[Problem description]
Pick every line with "домик" from the material below.

::::

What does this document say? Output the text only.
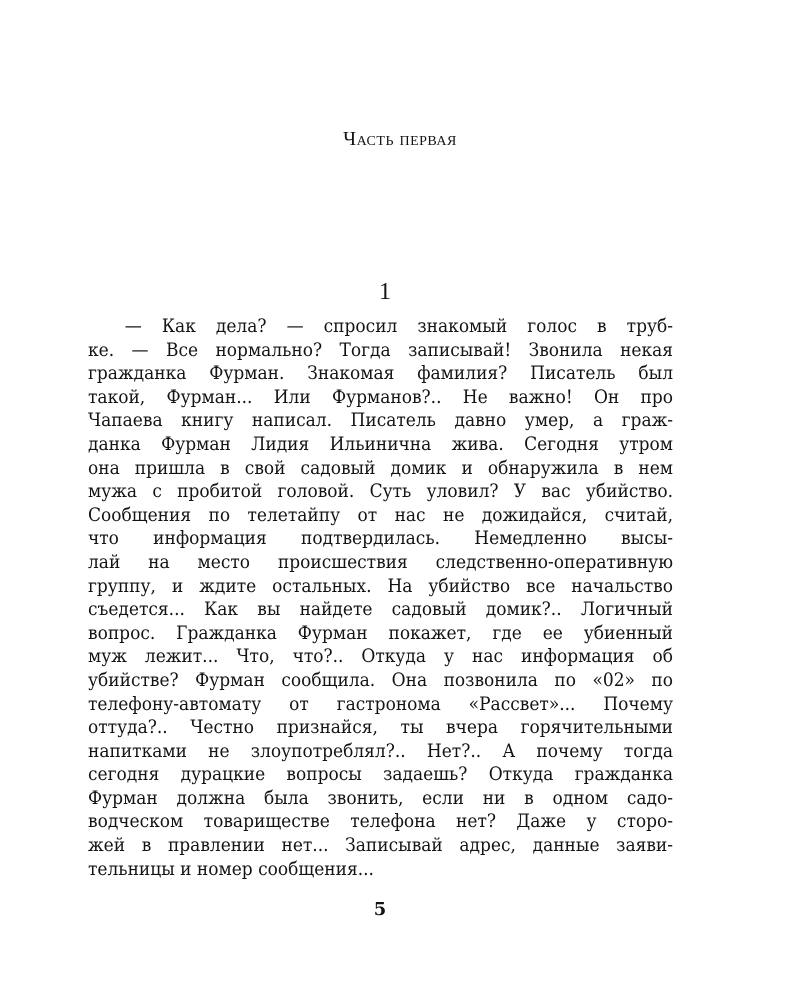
Часть первая
1
— Как дела? — спросил знакомый голос в труб-
ке. — Все нормально? Тогда записывай! Звонила некая
гражданка Фурман. Знакомая фамилия? Писатель был
такой, Фурман... Или Фурманов?.. Не важно! Он про
Чапаева книгу написал. Писатель давно умер, а граж-
данка Фурман Лидия Ильинична жива. Сегодня утром
она пришла в свой садовый домик и обнаружила в нем
мужа с пробитой головой. Суть уловил? У вас убийство.
Сообщения по телетайпу от нас не дожидайся, считай,
что информация подтвердилась. Немедленно высы-
лай на место происшествия следственно-оперативную
группу, и ждите остальных. На убийство все начальство
съедется... Как вы найдете садовый домик?.. Логичный
вопрос. Гражданка Фурман покажет, где ее убиенный
муж лежит... Что, что?.. Откуда у нас информация об
убийстве? Фурман сообщила. Она позвонила по «02» по
телефону-автомату от гастронома «Рассвет»... Почему
оттуда?.. Честно признайся, ты вчера горячительными
напитками не злоупотреблял?.. Нет?.. А почему тогда
сегодня дурацкие вопросы задаешь? Откуда гражданка
Фурман должна была звонить, если ни в одном садо-
водческом товариществе телефона нет? Даже у сторо-
жей в правлении нет... Записывай адрес, данные заяви-
тельницы и номер сообщения...
5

::::

[Answer]
она пришла в свой садовый домик и обнаружила в нем
съедется... Как вы найдете садовый домик?.. Логичный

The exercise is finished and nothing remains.